→ Task requirements
Copy each line below that includes "text".

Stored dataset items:
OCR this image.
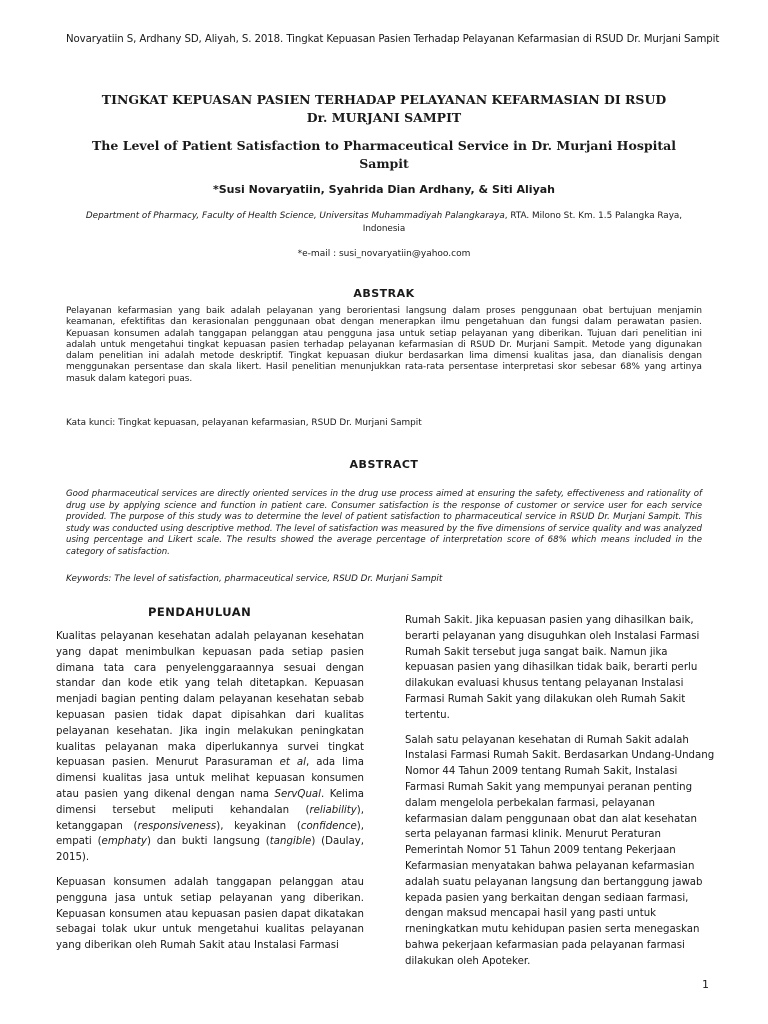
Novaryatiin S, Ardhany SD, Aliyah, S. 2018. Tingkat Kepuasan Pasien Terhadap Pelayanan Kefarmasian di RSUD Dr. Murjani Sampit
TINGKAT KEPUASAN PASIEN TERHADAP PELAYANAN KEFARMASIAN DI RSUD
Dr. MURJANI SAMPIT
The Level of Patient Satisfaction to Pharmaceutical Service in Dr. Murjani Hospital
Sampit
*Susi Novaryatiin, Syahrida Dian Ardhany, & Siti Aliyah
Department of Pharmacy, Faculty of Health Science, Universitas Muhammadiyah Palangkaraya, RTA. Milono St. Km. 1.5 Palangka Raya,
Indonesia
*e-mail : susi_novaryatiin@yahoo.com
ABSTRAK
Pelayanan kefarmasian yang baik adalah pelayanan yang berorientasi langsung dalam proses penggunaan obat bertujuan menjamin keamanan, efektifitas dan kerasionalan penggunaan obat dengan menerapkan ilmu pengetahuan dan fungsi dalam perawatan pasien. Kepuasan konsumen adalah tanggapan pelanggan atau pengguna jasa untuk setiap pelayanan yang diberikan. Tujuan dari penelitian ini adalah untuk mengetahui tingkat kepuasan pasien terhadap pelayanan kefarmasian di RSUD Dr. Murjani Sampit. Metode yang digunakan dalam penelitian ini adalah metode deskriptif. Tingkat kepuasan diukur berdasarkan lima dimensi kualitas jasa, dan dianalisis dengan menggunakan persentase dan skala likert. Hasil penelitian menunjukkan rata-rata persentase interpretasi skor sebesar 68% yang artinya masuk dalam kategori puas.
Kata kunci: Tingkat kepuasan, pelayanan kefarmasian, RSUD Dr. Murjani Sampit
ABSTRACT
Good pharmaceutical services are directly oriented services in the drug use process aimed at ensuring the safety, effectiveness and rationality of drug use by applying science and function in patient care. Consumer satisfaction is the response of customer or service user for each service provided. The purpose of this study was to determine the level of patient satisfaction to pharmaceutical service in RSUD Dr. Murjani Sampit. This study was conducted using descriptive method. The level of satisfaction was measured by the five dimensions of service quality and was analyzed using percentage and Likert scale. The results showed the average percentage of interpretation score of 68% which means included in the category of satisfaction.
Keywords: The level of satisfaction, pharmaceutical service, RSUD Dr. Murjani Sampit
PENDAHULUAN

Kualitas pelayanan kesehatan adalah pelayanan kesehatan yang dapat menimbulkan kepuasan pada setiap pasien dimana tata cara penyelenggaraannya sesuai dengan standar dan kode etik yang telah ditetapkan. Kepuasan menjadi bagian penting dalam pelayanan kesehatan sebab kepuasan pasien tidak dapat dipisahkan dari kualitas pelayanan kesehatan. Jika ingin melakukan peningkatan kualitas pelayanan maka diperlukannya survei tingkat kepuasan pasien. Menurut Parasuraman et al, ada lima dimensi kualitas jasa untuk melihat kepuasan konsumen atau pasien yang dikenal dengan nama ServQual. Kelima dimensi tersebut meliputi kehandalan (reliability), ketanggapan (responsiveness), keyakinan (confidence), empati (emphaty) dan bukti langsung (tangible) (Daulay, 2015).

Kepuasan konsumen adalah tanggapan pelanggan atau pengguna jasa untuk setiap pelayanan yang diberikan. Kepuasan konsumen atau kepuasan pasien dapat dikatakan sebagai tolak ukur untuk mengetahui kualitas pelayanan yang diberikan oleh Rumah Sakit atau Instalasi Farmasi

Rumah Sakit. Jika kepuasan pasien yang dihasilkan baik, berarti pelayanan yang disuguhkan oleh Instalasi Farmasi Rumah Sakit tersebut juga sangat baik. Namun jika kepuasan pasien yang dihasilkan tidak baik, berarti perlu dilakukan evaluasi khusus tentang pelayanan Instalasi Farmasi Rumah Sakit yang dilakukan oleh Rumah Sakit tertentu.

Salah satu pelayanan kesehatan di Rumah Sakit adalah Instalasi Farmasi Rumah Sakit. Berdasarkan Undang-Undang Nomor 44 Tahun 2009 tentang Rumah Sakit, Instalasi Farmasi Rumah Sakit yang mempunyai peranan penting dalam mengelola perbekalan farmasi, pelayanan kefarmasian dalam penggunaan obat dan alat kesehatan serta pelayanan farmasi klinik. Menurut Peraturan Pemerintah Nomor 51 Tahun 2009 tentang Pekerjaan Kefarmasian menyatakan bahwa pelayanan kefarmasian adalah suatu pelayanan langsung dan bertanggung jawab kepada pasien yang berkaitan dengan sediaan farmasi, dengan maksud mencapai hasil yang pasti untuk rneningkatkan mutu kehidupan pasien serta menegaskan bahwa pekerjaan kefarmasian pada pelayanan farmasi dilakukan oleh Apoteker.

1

* * *

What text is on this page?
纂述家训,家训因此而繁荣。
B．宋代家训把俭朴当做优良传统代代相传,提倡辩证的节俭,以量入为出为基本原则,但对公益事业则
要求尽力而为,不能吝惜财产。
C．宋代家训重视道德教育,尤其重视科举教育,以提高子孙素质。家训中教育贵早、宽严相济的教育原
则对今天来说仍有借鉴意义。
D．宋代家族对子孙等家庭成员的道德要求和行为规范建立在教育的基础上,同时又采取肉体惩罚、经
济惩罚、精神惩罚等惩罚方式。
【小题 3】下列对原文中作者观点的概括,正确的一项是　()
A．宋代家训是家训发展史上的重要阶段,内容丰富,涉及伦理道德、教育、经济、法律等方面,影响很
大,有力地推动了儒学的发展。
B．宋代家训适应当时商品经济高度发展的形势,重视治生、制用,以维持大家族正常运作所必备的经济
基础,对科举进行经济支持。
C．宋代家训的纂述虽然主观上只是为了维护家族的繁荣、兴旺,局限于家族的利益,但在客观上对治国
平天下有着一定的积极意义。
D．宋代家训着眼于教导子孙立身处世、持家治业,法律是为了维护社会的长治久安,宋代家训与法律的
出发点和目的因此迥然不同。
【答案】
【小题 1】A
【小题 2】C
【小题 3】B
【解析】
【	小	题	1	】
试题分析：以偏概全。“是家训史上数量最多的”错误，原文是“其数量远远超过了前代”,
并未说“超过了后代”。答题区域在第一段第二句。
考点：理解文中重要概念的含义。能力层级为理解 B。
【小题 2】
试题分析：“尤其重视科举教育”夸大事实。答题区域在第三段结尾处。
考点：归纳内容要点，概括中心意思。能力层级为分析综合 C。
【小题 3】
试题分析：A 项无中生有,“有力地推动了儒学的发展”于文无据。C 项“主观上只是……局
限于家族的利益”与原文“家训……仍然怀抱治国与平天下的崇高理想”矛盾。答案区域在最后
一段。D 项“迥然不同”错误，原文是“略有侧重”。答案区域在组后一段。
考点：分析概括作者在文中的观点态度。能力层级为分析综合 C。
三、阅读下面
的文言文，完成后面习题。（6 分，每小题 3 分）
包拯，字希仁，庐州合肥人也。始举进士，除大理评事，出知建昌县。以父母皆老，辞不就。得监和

---

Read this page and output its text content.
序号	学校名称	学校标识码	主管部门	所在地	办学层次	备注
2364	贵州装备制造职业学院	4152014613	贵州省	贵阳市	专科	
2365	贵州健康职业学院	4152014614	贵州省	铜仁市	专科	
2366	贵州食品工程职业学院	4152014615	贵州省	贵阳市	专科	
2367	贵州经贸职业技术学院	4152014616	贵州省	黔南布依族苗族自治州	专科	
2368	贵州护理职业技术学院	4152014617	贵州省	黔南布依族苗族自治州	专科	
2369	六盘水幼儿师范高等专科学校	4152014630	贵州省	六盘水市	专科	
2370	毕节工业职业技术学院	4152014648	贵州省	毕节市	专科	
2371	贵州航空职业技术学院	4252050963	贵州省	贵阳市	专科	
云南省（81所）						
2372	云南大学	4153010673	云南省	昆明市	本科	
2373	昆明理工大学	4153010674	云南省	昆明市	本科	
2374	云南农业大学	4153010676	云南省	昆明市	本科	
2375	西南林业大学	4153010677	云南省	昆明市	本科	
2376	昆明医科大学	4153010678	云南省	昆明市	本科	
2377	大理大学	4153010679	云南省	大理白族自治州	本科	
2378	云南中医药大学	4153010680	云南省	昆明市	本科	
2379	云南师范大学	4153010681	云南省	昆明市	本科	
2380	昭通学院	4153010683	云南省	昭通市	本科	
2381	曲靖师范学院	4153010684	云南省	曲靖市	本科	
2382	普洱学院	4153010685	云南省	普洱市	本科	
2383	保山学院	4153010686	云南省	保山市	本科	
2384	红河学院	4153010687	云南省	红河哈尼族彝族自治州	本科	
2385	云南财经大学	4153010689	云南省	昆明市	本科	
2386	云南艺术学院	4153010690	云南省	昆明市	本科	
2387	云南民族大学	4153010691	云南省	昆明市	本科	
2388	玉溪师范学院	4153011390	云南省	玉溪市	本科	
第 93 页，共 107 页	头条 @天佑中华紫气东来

→ Correct response
What text is on this page?
Read this page and output its text content.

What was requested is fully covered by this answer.